Goal:
Write the data out again, exactly as given.

## start Dataset

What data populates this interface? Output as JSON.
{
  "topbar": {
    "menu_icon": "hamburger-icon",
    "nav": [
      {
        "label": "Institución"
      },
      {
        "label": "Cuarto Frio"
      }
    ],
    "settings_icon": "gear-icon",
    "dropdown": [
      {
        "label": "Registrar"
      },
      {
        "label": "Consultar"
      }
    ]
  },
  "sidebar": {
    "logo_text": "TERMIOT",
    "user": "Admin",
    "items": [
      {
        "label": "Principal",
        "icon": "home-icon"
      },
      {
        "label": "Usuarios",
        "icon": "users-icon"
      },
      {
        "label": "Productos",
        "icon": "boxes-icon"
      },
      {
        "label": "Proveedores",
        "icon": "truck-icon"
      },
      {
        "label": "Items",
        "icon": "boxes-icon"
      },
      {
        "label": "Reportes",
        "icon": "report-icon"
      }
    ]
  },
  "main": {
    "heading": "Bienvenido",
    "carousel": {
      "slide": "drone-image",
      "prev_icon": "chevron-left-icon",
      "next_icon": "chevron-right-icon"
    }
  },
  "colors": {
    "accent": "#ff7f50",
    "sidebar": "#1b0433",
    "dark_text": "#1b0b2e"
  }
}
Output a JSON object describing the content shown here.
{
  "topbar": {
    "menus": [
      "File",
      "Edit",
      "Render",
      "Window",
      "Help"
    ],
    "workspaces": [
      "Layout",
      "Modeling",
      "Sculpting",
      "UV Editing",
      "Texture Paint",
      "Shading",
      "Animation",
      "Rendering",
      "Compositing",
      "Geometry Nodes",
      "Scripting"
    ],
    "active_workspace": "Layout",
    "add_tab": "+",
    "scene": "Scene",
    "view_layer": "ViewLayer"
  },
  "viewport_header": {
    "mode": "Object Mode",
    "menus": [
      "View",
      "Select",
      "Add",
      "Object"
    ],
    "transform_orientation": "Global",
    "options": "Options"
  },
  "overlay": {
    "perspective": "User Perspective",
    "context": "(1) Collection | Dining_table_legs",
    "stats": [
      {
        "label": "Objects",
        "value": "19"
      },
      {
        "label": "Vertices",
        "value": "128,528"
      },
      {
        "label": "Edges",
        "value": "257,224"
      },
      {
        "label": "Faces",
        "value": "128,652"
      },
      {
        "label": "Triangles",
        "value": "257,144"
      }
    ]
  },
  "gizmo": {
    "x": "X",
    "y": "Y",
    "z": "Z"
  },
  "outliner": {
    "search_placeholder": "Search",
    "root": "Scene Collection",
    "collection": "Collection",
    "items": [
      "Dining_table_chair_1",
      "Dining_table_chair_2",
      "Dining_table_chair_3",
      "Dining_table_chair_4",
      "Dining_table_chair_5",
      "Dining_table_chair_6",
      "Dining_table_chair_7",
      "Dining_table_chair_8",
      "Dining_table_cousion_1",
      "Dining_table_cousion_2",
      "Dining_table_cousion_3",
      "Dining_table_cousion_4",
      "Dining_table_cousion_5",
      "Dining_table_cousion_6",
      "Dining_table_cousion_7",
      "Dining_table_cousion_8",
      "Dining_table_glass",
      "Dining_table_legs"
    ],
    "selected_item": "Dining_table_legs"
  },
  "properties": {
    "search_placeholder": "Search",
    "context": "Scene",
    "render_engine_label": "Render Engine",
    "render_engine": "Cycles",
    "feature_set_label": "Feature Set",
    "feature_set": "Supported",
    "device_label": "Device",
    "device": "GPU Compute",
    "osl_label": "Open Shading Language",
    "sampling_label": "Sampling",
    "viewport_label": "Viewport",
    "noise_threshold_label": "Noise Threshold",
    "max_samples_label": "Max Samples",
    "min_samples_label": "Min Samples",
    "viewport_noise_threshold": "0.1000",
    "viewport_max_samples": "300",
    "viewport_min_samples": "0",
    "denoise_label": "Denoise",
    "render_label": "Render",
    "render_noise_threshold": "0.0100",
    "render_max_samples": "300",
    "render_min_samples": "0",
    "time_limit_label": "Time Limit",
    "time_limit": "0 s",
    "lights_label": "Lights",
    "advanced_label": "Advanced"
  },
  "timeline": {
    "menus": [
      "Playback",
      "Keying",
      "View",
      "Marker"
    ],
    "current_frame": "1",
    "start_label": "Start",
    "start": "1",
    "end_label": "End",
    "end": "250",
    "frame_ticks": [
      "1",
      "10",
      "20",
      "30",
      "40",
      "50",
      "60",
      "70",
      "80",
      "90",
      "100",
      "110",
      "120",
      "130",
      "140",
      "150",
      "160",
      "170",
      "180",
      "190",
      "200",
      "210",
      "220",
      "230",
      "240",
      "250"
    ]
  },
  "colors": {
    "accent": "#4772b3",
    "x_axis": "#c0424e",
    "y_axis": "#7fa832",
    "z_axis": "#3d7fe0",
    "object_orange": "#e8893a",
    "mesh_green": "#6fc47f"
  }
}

## end Dataset

Response below:
What data populates this interface? Output as JSON.
{
  "topbar": {
    "menu_icon": "hamburger-icon",
    "nav": [
      {
        "label": "Institución"
      },
      {
        "label": "Cuarto Frio"
      }
    ],
    "settings_icon": "gear-icon",
    "dropdown": [
      {
        "label": "Registrar"
      },
      {
        "label": "Consultar"
      }
    ]
  },
  "sidebar": {
    "logo_text": "TERMIOT",
    "user": "Admin",
    "items": [
      {
        "label": "Principal",
        "icon": "home-icon"
      },
      {
        "label": "Usuarios",
        "icon": "users-icon"
      },
      {
        "label": "Productos",
        "icon": "boxes-icon"
      },
      {
        "label": "Proveedores",
        "icon": "truck-icon"
      },
      {
        "label": "Items",
        "icon": "boxes-icon"
      },
      {
        "label": "Reportes",
        "icon": "report-icon"
      }
    ]
  },
  "main": {
    "heading": "Bienvenido",
    "carousel": {
      "slide": "drone-image",
      "prev_icon": "chevron-left-icon",
      "next_icon": "chevron-right-icon"
    }
  },
  "colors": {
    "accent": "#ff7f50",
    "sidebar": "#1b0433",
    "dark_text": "#1b0b2e"
  }
}
Output a JSON object describing the content shown here.
{
  "topbar": {
    "menus": [
      "File",
      "Edit",
      "Render",
      "Window",
      "Help"
    ],
    "workspaces": [
      "Layout",
      "Modeling",
      "Sculpting",
      "UV Editing",
      "Texture Paint",
      "Shading",
      "Animation",
      "Rendering",
      "Compositing",
      "Geometry Nodes",
      "Scripting"
    ],
    "active_workspace": "Layout",
    "add_tab": "+",
    "scene": "Scene",
    "view_layer": "ViewLayer"
  },
  "viewport_header": {
    "mode": "Object Mode",
    "menus": [
      "View",
      "Select",
      "Add",
      "Object"
    ],
    "transform_orientation": "Global",
    "options": "Options"
  },
  "overlay": {
    "perspective": "User Perspective",
    "context": "(1) Collection | Dining_table_legs",
    "stats": [
      {
        "label": "Objects",
        "value": "19"
      },
      {
        "label": "Vertices",
        "value": "128,528"
      },
      {
        "label": "Edges",
        "value": "257,224"
      },
      {
        "label": "Faces",
        "value": "128,652"
      },
      {
        "label": "Triangles",
        "value": "257,144"
      }
    ]
  },
  "gizmo": {
    "x": "X",
    "y": "Y",
    "z": "Z"
  },
  "outliner": {
    "search_placeholder": "Search",
    "root": "Scene Collection",
    "collection": "Collection",
    "items": [
      "Dining_table_chair_1",
      "Dining_table_chair_2",
      "Dining_table_chair_3",
      "Dining_table_chair_4",
      "Dining_table_chair_5",
      "Dining_table_chair_6",
      "Dining_table_chair_7",
      "Dining_table_chair_8",
      "Dining_table_cousion_1",
      "Dining_table_cousion_2",
      "Dining_table_cousion_3",
      "Dining_table_cousion_4",
      "Dining_table_cousion_5",
      "Dining_table_cousion_6",
      "Dining_table_cousion_7",
      "Dining_table_cousion_8",
      "Dining_table_glass",
      "Dining_table_legs"
    ],
    "selected_item": "Dining_table_legs"
  },
  "properties": {
    "search_placeholder": "Search",
    "context": "Scene",
    "render_engine_label": "Render Engine",
    "render_engine": "Cycles",
    "feature_set_label": "Feature Set",
    "feature_set": "Supported",
    "device_label": "Device",
    "device": "GPU Compute",
    "osl_label": "Open Shading Language",
    "sampling_label": "Sampling",
    "viewport_label": "Viewport",
    "noise_threshold_label": "Noise Threshold",
    "max_samples_label": "Max Samples",
    "min_samples_label": "Min Samples",
    "viewport_noise_threshold": "0.1000",
    "viewport_max_samples": "300",
    "viewport_min_samples": "0",
    "denoise_label": "Denoise",
    "render_label": "Render",
    "render_noise_threshold": "0.0100",
    "render_max_samples": "300",
    "render_min_samples": "0",
    "time_limit_label": "Time Limit",
    "time_limit": "0 s",
    "lights_label": "Lights",
    "advanced_label": "Advanced"
  },
  "timeline": {
    "menus": [
      "Playback",
      "Keying",
      "View",
      "Marker"
    ],
    "current_frame": "1",
    "start_label": "Start",
    "start": "1",
    "end_label": "End",
    "end": "250",
    "frame_ticks": [
      "1",
      "10",
      "20",
      "30",
      "40",
      "50",
      "60",
      "70",
      "80",
      "90",
      "100",
      "110",
      "120",
      "130",
      "140",
      "150",
      "160",
      "170",
      "180",
      "190",
      "200",
      "210",
      "220",
      "230",
      "240",
      "250"
    ]
  },
  "colors": {
    "accent": "#4772b3",
    "x_axis": "#c0424e",
    "y_axis": "#7fa832",
    "z_axis": "#3d7fe0",
    "object_orange": "#e8893a",
    "mesh_green": "#6fc47f"
  }
}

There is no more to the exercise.